Problem details -> Leaving the pictures aside, transcribe every line below exactly.

The records ->
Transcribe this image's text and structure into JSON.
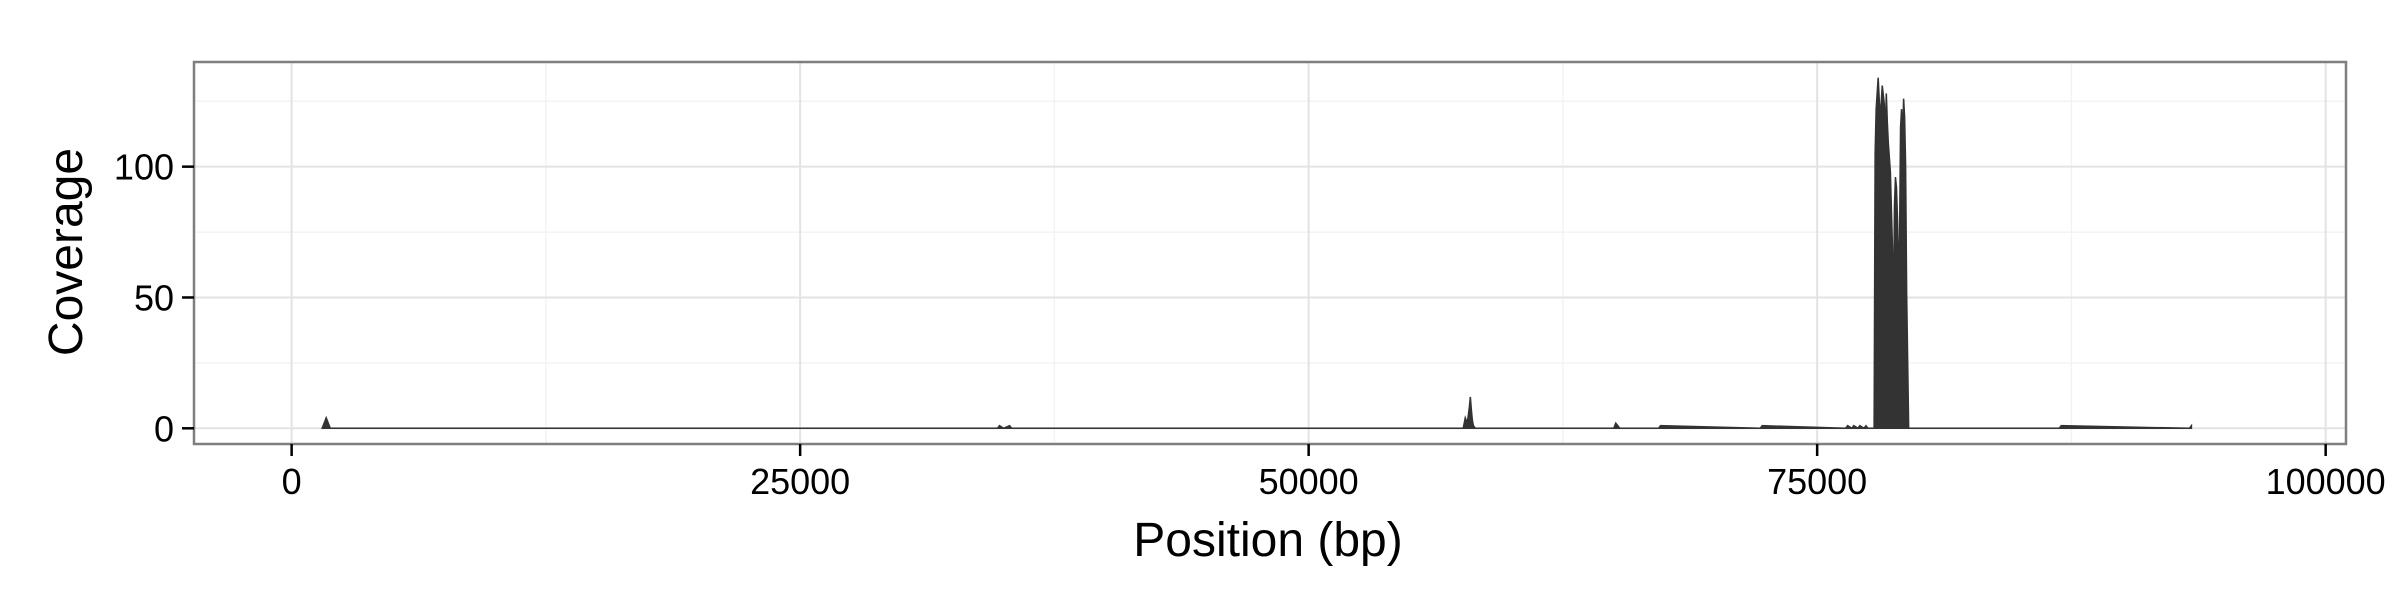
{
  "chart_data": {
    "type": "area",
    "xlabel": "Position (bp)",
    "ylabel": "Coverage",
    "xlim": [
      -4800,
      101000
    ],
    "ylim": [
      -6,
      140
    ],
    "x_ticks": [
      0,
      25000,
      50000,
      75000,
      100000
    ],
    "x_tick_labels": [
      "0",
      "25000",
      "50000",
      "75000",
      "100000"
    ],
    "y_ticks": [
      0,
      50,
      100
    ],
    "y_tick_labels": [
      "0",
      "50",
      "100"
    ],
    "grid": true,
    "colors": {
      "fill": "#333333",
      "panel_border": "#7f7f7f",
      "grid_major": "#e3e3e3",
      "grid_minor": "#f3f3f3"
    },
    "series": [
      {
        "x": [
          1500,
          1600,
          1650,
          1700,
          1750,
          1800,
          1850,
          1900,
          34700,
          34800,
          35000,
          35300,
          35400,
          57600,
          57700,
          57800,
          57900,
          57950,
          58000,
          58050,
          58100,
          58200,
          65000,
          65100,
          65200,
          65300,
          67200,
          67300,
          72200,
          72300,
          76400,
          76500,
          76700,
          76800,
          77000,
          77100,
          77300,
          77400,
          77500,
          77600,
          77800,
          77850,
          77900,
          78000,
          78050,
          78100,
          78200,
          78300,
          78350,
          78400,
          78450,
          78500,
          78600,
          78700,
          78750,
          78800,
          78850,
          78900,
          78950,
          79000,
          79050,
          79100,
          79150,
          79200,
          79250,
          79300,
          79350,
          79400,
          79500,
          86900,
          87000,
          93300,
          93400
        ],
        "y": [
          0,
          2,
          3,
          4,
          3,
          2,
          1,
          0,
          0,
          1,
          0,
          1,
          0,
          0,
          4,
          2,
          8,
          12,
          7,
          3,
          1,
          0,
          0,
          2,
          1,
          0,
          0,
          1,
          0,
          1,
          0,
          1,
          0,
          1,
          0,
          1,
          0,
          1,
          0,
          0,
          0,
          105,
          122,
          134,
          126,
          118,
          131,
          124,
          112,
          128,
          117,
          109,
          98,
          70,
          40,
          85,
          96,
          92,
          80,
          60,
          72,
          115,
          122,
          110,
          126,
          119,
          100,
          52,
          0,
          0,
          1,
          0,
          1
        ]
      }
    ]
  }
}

Exercise solution ->
Transcribe this image's text and structure into JSON.
{
  "chart_data": {
    "type": "area",
    "xlabel": "Position (bp)",
    "ylabel": "Coverage",
    "xlim": [
      -4800,
      101000
    ],
    "ylim": [
      -6,
      140
    ],
    "x_ticks": [
      0,
      25000,
      50000,
      75000,
      100000
    ],
    "x_tick_labels": [
      "0",
      "25000",
      "50000",
      "75000",
      "100000"
    ],
    "y_ticks": [
      0,
      50,
      100
    ],
    "y_tick_labels": [
      "0",
      "50",
      "100"
    ],
    "grid": true,
    "colors": {
      "fill": "#333333",
      "panel_border": "#7f7f7f",
      "grid_major": "#e3e3e3",
      "grid_minor": "#f3f3f3"
    },
    "series": [
      {
        "x": [
          1500,
          1600,
          1650,
          1700,
          1750,
          1800,
          1850,
          1900,
          34700,
          34800,
          35000,
          35300,
          35400,
          57600,
          57700,
          57800,
          57900,
          57950,
          58000,
          58050,
          58100,
          58200,
          65000,
          65100,
          65200,
          65300,
          67200,
          67300,
          72200,
          72300,
          76400,
          76500,
          76700,
          76800,
          77000,
          77100,
          77300,
          77400,
          77500,
          77600,
          77800,
          77850,
          77900,
          78000,
          78050,
          78100,
          78200,
          78300,
          78350,
          78400,
          78450,
          78500,
          78600,
          78700,
          78750,
          78800,
          78850,
          78900,
          78950,
          79000,
          79050,
          79100,
          79150,
          79200,
          79250,
          79300,
          79350,
          79400,
          79500,
          86900,
          87000,
          93300,
          93400
        ],
        "y": [
          0,
          2,
          3,
          4,
          3,
          2,
          1,
          0,
          0,
          1,
          0,
          1,
          0,
          0,
          4,
          2,
          8,
          12,
          7,
          3,
          1,
          0,
          0,
          2,
          1,
          0,
          0,
          1,
          0,
          1,
          0,
          1,
          0,
          1,
          0,
          1,
          0,
          1,
          0,
          0,
          0,
          105,
          122,
          134,
          126,
          118,
          131,
          124,
          112,
          128,
          117,
          109,
          98,
          70,
          40,
          85,
          96,
          92,
          80,
          60,
          72,
          115,
          122,
          110,
          126,
          119,
          100,
          52,
          0,
          0,
          1,
          0,
          1
        ]
      }
    ]
  }
}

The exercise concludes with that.